# Consigne donnée 1
D'après l'hommage à Jean Madiran, en quelle année son auteur a-t-il entendu parler de lui pour la première fois ?

═════ Extrait à lire ═════

13 août 2013

[Nouvelles de France] Hommage à Jean Madiran

SOURCE - Nouvelles de France - 13 août 2013

Le combattant s’est éteint, laissant une œuvre immense. Je dirais mieux : une véritable réflexion, personnelle – dans le meilleur sens du terme – nourrie par des sources vénérables. À la différence de bien d’esprits conformes et officiels, l’œuvre de Jean Madiran est avant tout celle d’un homme libre, même si la contrepartie de cette liberté, c’est cette relégation sociologique. Des millions de Français savent qui est Bernard-Henri Lévy, connaissant le journal Le Monde ou suivent C dans l’air, mais peu voient qui a été Jean Madiran. La modernité, c’est le pot de fer contre le pot de terre. Les résistants sont là, mais bien minoritaires. Pis : le siècle débutant aurait vu une accélération de ce que Jean Madiran abhorrait. La haine de la nature créée et de l’homme racheté n’a cessé de progresser. Hier, c’était la destruction de la vie et de la famille ; aujourd’hui, c’est leur ridiculisation par de bien sombres parodies : mariage pour tous, PMA pour les unions de même sexe, etc. Loin d’être des phénomènes anodins, il y a comme une cohérence dans ces destructions.
La première fois que j’entendis parler de Jean Madiran, ce fut en 1992 : je savais que c’était un grand nom dans la mouvance « traditionnelle ». En juillet 1993 (je n’avais pas encore 16 ans !), je devais entreprendre la lecture régulière du journal Présent. C’est ainsi, par suite de renvois successifs (une œuvre est avant tout une cohérence, et chez Jean Madiran, elle l’a été à merveille), que l’on se familiarise avec un auteur et que l’on découvre ses différents combats.
L’œuvre d’un croyant
Avant d’être un polémiste, un journaliste ou un philosophe, Jean Madiran est d’abord un croyant. Cet aspect n’est peut-être pas assez souligné, mais Jean Madiran a été un homme qui a tiré les conséquences de sa Foi. Il y a un avant et un après l’Incarnation. « Sans moi, vous ne pouvez rien faire » : cette phrase de l’Évangile pourrait résumer l’œuvre de Jean Madiran. Refusant cette coupure délétère entre la Foi, le Credo et notre monde pratique, Jean Madiran a compris que la Révélation a des conséquences, parfois inattendues, sur les choses profanes ou temporelles. Avec Elle, les choses ne seront plus comme avant. Dans le pire des cas, nous ne serons plus des païens, mais des apostats ; c’est bien le drame de la modernité. En tout état de cause, nous restons des pécheurs. Jean Madiran a ainsi été un homme qui a compris les différentes connections entre les domaines de notre existence. Le Dieu des mystiques est aussi celui des cités, des royaumes et des empires. Le naturel n’est pas la négation de l’ordre surnaturel et celui-ci ne s’édifie pas sur la négation du premier. En réalité, Jean Madiran a été un philosophe de l’harmonie, harmonie que les philosophies modernes ont continué à détruire.

═════

# Consigne donnée 2
Reproduisez telles quelles les entrées, de la toute première jusqu'à la ligne contenant « 232, 342, 260] », ces deux lignes comprises.

═════ Entrées de l'exercice ═════

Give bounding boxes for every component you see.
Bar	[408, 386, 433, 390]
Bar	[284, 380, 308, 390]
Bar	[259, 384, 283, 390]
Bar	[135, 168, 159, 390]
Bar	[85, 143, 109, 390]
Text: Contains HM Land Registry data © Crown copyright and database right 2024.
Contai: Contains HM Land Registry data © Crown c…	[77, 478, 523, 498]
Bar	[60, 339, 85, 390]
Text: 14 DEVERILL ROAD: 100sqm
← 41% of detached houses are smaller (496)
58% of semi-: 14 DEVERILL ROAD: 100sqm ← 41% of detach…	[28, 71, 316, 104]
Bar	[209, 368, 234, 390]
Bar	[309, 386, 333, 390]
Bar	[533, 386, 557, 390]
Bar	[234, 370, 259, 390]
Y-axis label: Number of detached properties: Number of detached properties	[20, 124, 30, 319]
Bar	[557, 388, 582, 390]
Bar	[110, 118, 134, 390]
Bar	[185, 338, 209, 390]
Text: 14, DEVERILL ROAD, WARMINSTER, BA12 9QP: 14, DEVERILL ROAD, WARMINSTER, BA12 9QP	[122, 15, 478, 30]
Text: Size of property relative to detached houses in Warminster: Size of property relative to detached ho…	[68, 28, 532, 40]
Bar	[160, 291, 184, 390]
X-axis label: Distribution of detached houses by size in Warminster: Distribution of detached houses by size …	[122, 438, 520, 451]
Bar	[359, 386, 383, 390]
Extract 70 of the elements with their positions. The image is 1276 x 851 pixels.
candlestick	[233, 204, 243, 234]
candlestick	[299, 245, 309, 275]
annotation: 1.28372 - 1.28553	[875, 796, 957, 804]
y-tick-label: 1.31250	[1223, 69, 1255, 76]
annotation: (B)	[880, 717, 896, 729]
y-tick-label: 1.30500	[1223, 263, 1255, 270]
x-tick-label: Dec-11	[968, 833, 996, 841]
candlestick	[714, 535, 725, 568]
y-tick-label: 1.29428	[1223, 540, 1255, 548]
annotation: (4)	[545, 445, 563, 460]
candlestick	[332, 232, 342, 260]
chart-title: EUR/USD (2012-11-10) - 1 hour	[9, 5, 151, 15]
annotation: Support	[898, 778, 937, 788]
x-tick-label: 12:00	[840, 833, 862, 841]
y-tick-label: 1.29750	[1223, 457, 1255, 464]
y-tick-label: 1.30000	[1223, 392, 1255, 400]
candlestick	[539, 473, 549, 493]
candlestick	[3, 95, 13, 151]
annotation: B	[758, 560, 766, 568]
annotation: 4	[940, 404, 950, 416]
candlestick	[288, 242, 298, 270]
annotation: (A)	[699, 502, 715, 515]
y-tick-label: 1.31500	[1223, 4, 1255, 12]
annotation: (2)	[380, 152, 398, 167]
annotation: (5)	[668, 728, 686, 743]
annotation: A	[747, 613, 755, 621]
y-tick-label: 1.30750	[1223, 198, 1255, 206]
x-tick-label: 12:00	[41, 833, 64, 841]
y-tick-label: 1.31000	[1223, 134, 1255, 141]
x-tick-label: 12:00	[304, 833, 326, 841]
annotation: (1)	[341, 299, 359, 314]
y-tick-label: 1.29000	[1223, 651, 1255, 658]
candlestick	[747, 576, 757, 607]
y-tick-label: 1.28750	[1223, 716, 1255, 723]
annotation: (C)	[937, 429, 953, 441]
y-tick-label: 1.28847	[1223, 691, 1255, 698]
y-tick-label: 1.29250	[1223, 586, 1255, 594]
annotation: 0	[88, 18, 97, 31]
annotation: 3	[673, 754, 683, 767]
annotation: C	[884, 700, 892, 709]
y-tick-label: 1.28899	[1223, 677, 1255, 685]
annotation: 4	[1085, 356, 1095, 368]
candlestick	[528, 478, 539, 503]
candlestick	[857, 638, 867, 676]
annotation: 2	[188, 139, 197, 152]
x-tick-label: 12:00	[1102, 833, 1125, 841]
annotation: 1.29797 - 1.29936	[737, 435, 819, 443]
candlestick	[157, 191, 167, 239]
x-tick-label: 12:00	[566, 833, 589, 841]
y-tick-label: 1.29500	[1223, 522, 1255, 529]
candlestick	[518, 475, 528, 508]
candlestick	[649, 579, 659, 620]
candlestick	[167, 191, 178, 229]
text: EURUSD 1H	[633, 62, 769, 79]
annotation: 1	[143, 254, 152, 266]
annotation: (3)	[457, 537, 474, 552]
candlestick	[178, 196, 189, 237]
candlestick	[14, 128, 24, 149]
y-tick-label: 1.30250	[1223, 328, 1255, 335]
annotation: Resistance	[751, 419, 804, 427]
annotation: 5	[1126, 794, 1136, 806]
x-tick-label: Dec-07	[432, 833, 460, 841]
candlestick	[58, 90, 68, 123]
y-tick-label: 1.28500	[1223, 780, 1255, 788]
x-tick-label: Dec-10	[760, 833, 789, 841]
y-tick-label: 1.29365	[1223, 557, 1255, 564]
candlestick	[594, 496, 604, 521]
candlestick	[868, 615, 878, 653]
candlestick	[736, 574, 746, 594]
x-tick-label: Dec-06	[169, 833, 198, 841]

═════

# Réponse rédigée 1
En 1992.

# Réponse rédigée 2
Give bounding boxes for every component you see.
Bar	[408, 386, 433, 390]
Bar	[284, 380, 308, 390]
Bar	[259, 384, 283, 390]
Bar	[135, 168, 159, 390]
Bar	[85, 143, 109, 390]
Text: Contains HM Land Registry data © Crown copyright and database right 2024.
Contai: Contains HM Land Registry data © Crown c…	[77, 478, 523, 498]
Bar	[60, 339, 85, 390]
Text: 14 DEVERILL ROAD: 100sqm
← 41% of detached houses are smaller (496)
58% of semi-: 14 DEVERILL ROAD: 100sqm ← 41% of detach…	[28, 71, 316, 104]
Bar	[209, 368, 234, 390]
Bar	[309, 386, 333, 390]
Bar	[533, 386, 557, 390]
Bar	[234, 370, 259, 390]
Y-axis label: Number of detached properties: Number of detached properties	[20, 124, 30, 319]
Bar	[557, 388, 582, 390]
Bar	[110, 118, 134, 390]
Bar	[185, 338, 209, 390]
Text: 14, DEVERILL ROAD, WARMINSTER, BA12 9QP: 14, DEVERILL ROAD, WARMINSTER, BA12 9QP	[122, 15, 478, 30]
Text: Size of property relative to detached houses in Warminster: Size of property relative to detached ho…	[68, 28, 532, 40]
Bar	[160, 291, 184, 390]
X-axis label: Distribution of detached houses by size in Warminster: Distribution of detached houses by size …	[122, 438, 520, 451]
Bar	[359, 386, 383, 390]
Extract 70 of the elements with their positions. The image is 1276 x 851 pixels.
candlestick	[233, 204, 243, 234]
candlestick	[299, 245, 309, 275]
annotation: 1.28372 - 1.28553	[875, 796, 957, 804]
y-tick-label: 1.31250	[1223, 69, 1255, 76]
annotation: (B)	[880, 717, 896, 729]
y-tick-label: 1.30500	[1223, 263, 1255, 270]
x-tick-label: Dec-11	[968, 833, 996, 841]
candlestick	[714, 535, 725, 568]
y-tick-label: 1.29428	[1223, 540, 1255, 548]
annotation: (4)	[545, 445, 563, 460]
candlestick	[332, 232, 342, 260]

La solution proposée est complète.